GIVEN ENTRIES:
--*--

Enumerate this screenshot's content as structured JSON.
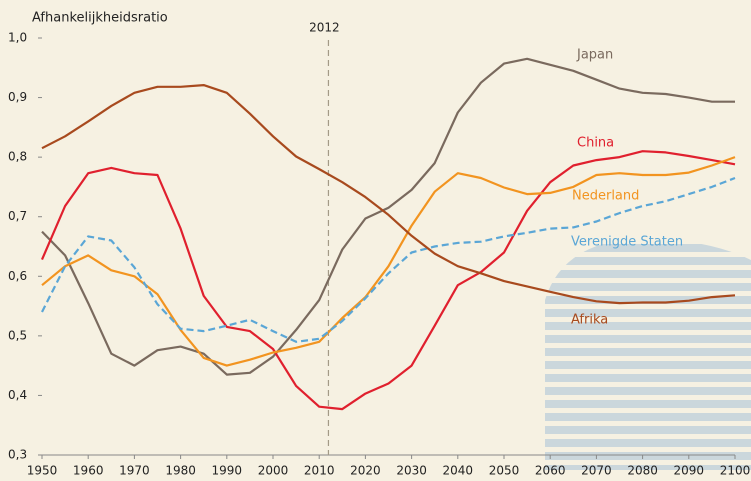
{
  "chart_data": {
    "type": "line",
    "y_label": "Afhankelijkheidsratio",
    "x": [
      1950,
      1955,
      1960,
      1965,
      1970,
      1975,
      1980,
      1985,
      1990,
      1995,
      2000,
      2005,
      2010,
      2015,
      2020,
      2025,
      2030,
      2035,
      2040,
      2045,
      2050,
      2055,
      2060,
      2065,
      2070,
      2075,
      2080,
      2085,
      2090,
      2095,
      2100
    ],
    "series": [
      {
        "name": "Japan",
        "color": "#7a6a5e",
        "dashed": false,
        "values": [
          0.675,
          0.635,
          0.555,
          0.47,
          0.45,
          0.476,
          0.482,
          0.47,
          0.435,
          0.438,
          0.465,
          0.51,
          0.56,
          0.645,
          0.697,
          0.715,
          0.745,
          0.79,
          0.875,
          0.925,
          0.957,
          0.965,
          0.955,
          0.945,
          0.93,
          0.915,
          0.908,
          0.906,
          0.9,
          0.893,
          0.893
        ]
      },
      {
        "name": "China",
        "color": "#e0202e",
        "dashed": false,
        "values": [
          0.628,
          0.718,
          0.773,
          0.782,
          0.773,
          0.77,
          0.68,
          0.567,
          0.515,
          0.508,
          0.478,
          0.416,
          0.381,
          0.377,
          0.403,
          0.42,
          0.45,
          0.517,
          0.585,
          0.607,
          0.64,
          0.71,
          0.758,
          0.786,
          0.795,
          0.8,
          0.81,
          0.808,
          0.802,
          0.795,
          0.788
        ]
      },
      {
        "name": "Nederland",
        "color": "#f29420",
        "dashed": false,
        "values": [
          0.585,
          0.617,
          0.635,
          0.61,
          0.6,
          0.57,
          0.51,
          0.463,
          0.45,
          0.46,
          0.472,
          0.48,
          0.49,
          0.53,
          0.565,
          0.617,
          0.685,
          0.742,
          0.773,
          0.765,
          0.749,
          0.738,
          0.74,
          0.75,
          0.77,
          0.773,
          0.77,
          0.77,
          0.774,
          0.786,
          0.8
        ]
      },
      {
        "name": "Verenigde Staten",
        "color": "#5aa6d6",
        "dashed": true,
        "values": [
          0.54,
          0.617,
          0.667,
          0.66,
          0.615,
          0.553,
          0.512,
          0.508,
          0.517,
          0.527,
          0.508,
          0.49,
          0.495,
          0.525,
          0.563,
          0.605,
          0.64,
          0.65,
          0.656,
          0.658,
          0.667,
          0.673,
          0.68,
          0.682,
          0.692,
          0.706,
          0.718,
          0.726,
          0.738,
          0.75,
          0.765
        ]
      },
      {
        "name": "Afrika",
        "color": "#a84a1e",
        "dashed": false,
        "values": [
          0.815,
          0.835,
          0.86,
          0.886,
          0.908,
          0.918,
          0.918,
          0.921,
          0.908,
          0.873,
          0.835,
          0.801,
          0.78,
          0.758,
          0.733,
          0.703,
          0.668,
          0.638,
          0.617,
          0.605,
          0.592,
          0.583,
          0.574,
          0.565,
          0.558,
          0.555,
          0.556,
          0.556,
          0.559,
          0.565,
          0.568
        ]
      }
    ],
    "marker_x": 2012,
    "xlim": [
      1950,
      2100
    ],
    "xticks": [
      1950,
      1960,
      1970,
      1980,
      1990,
      2000,
      2010,
      2020,
      2030,
      2040,
      2050,
      2060,
      2070,
      2080,
      2090,
      2100
    ],
    "ylim": [
      0.3,
      1.0
    ],
    "yticks": [
      {
        "value": 0.3,
        "label": "0,3"
      },
      {
        "value": 0.4,
        "label": "0,4"
      },
      {
        "value": 0.5,
        "label": "0,5"
      },
      {
        "value": 0.6,
        "label": "0,6"
      },
      {
        "value": 0.7,
        "label": "0,7"
      },
      {
        "value": 0.8,
        "label": "0,8"
      },
      {
        "value": 0.9,
        "label": "0,9"
      },
      {
        "value": 1.0,
        "label": "1,0"
      }
    ],
    "grid": false
  }
}
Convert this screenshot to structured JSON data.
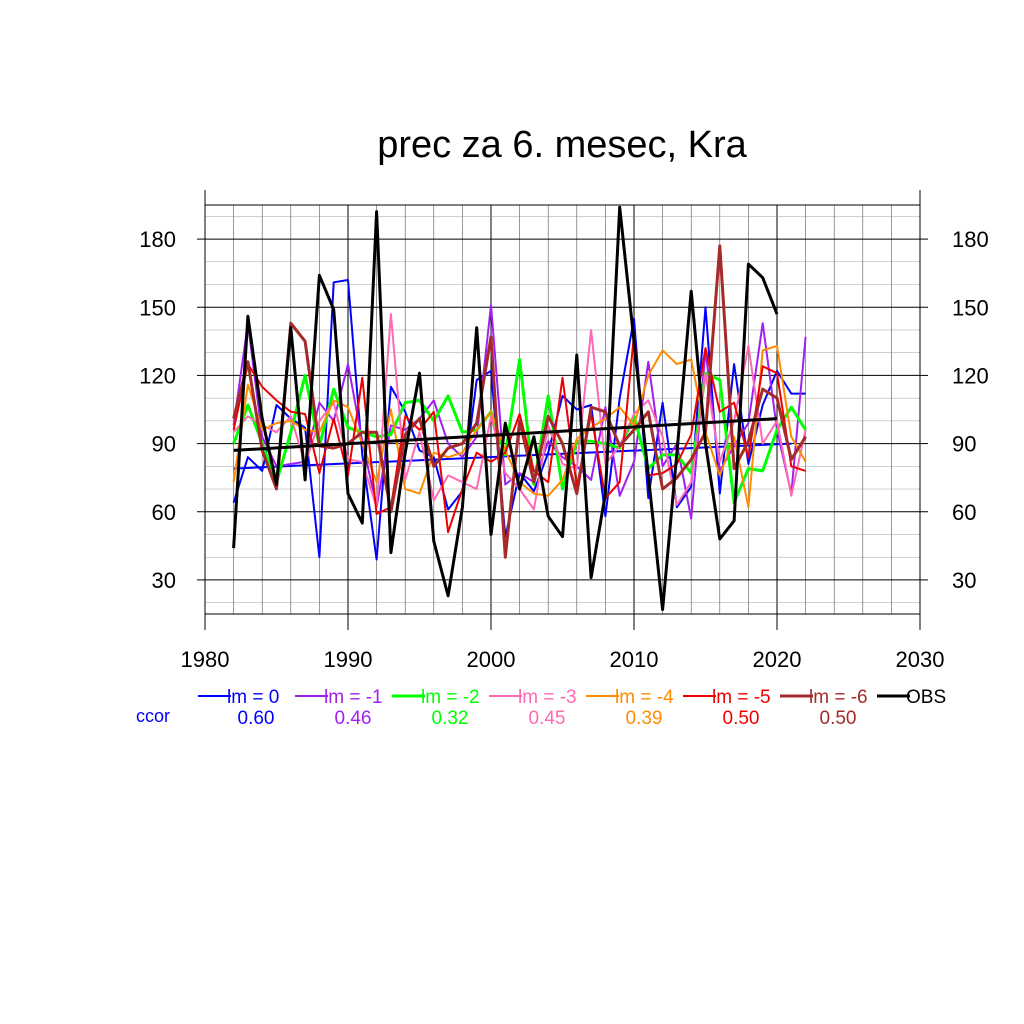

--*--

Copy out each line of the material that holds the word "structured".

Enumerate this screenshot's content as structured JSON.
Convert this screenshot to structured JSON data.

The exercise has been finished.